### WHAT THE TASK ASKS
Copy out every record below with complete accuracy.

### INFORMATION GIVEN
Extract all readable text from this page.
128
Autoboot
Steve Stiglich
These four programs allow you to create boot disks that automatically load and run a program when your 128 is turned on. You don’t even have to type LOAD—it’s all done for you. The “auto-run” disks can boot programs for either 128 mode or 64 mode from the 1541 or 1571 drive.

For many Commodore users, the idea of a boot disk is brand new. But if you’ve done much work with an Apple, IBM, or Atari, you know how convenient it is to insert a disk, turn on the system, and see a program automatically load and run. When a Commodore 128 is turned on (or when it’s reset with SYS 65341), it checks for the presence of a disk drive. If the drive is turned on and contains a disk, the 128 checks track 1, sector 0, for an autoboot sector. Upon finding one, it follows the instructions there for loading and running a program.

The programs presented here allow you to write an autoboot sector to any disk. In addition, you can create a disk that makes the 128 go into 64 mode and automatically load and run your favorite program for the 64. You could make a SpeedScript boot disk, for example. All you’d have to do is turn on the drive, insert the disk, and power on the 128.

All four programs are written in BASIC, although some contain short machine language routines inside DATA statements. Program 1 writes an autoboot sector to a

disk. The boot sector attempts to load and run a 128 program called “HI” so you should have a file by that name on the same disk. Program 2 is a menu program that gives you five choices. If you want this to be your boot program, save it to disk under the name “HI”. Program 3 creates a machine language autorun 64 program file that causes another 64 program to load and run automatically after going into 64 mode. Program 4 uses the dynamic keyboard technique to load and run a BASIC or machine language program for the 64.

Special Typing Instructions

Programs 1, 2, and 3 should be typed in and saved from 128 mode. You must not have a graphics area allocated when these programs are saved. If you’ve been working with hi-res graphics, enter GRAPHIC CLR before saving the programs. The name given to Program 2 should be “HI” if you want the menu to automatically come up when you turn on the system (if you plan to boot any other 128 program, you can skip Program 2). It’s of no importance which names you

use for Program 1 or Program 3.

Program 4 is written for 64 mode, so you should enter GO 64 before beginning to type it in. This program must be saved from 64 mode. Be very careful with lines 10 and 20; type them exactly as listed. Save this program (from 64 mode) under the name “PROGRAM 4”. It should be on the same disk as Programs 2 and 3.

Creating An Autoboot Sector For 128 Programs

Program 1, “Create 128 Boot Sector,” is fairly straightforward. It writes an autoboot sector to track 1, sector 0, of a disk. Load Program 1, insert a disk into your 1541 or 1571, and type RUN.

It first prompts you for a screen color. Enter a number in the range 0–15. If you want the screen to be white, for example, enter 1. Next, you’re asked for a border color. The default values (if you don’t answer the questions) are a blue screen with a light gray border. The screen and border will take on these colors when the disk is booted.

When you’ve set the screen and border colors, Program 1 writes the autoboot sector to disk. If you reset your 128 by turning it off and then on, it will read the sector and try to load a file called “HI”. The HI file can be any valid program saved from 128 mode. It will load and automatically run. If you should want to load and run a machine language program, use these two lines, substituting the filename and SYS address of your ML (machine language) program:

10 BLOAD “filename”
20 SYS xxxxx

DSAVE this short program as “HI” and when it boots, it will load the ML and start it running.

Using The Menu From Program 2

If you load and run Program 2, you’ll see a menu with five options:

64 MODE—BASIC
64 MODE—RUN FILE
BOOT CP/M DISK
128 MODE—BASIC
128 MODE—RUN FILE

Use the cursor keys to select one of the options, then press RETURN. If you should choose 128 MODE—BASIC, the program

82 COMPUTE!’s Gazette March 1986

### EXPECTED ANSWER
Extract all readable text from this page.
128
Autoboot
Steve Stiglich
These four programs allow you to create boot disks that automatically load and run a program when your 128 is turned on. You don’t even have to type LOAD—it’s all done for you. The “auto-run” disks can boot programs for either 128 mode or 64 mode from the 1541 or 1571 drive.

For many Commodore users, the idea of a boot disk is brand new. But if you’ve done much work with an Apple, IBM, or Atari, you know how convenient it is to insert a disk, turn on the system, and see a program automatically load and run. When a Commodore 128 is turned on (or when it’s reset with SYS 65341), it checks for the presence of a disk drive. If the drive is turned on and contains a disk, the 128 checks track 1, sector 0, for an autoboot sector. Upon finding one, it follows the instructions there for loading and running a program.

The programs presented here allow you to write an autoboot sector to any disk. In addition, you can create a disk that makes the 128 go into 64 mode and automatically load and run your favorite program for the 64. You could make a SpeedScript boot disk, for example. All you’d have to do is turn on the drive, insert the disk, and power on the 128.

All four programs are written in BASIC, although some contain short machine language routines inside DATA statements. Program 1 writes an autoboot sector to a

disk. The boot sector attempts to load and run a 128 program called “HI” so you should have a file by that name on the same disk. Program 2 is a menu program that gives you five choices. If you want this to be your boot program, save it to disk under the name “HI”. Program 3 creates a machine language autorun 64 program file that causes another 64 program to load and run automatically after going into 64 mode. Program 4 uses the dynamic keyboard technique to load and run a BASIC or machine language program for the 64.

Special Typing Instructions

Programs 1, 2, and 3 should be typed in and saved from 128 mode. You must not have a graphics area allocated when these programs are saved. If you’ve been working with hi-res graphics, enter GRAPHIC CLR before saving the programs. The name given to Program 2 should be “HI” if you want the menu to automatically come up when you turn on the system (if you plan to boot any other 128 program, you can skip Program 2). It’s of no importance which names you

use for Program 1 or Program 3.

Program 4 is written for 64 mode, so you should enter GO 64 before beginning to type it in. This program must be saved from 64 mode. Be very careful with lines 10 and 20; type them exactly as listed. Save this program (from 64 mode) under the name “PROGRAM 4”. It should be on the same disk as Programs 2 and 3.

Creating An Autoboot Sector For 128 Programs

Program 1, “Create 128 Boot Sector,” is fairly straightforward. It writes an autoboot sector to track 1, sector 0, of a disk. Load Program 1, insert a disk into your 1541 or 1571, and type RUN.

It first prompts you for a screen color. Enter a number in the range 0–15. If you want the screen to be white, for example, enter 1. Next, you’re asked for a border color. The default values (if you don’t answer the questions) are a blue screen with a light gray border. The screen and border will take on these colors when the disk is booted.

When you’ve set the screen and border colors, Program 1 writes the autoboot sector to disk. If you reset your 128 by turning it off and then on, it will read the sector and try to load a file called “HI”. The HI file can be any valid program saved from 128 mode. It will load and automatically run. If you should want to load and run a machine language program, use these two lines, substituting the filename and SYS address of your ML (machine language) program:

10 BLOAD “filename”
20 SYS xxxxx

DSAVE this short program as “HI” and when it boots, it will load the ML and start it running.

Using The Menu From Program 2

If you load and run Program 2, you’ll see a menu with five options:

64 MODE—BASIC
64 MODE—RUN FILE
BOOT CP/M DISK
128 MODE—BASIC
128 MODE—RUN FILE

Use the cursor keys to select one of the options, then press RETURN. If you should choose 128 MODE—BASIC, the program

82 COMPUTE!’s Gazette March 1986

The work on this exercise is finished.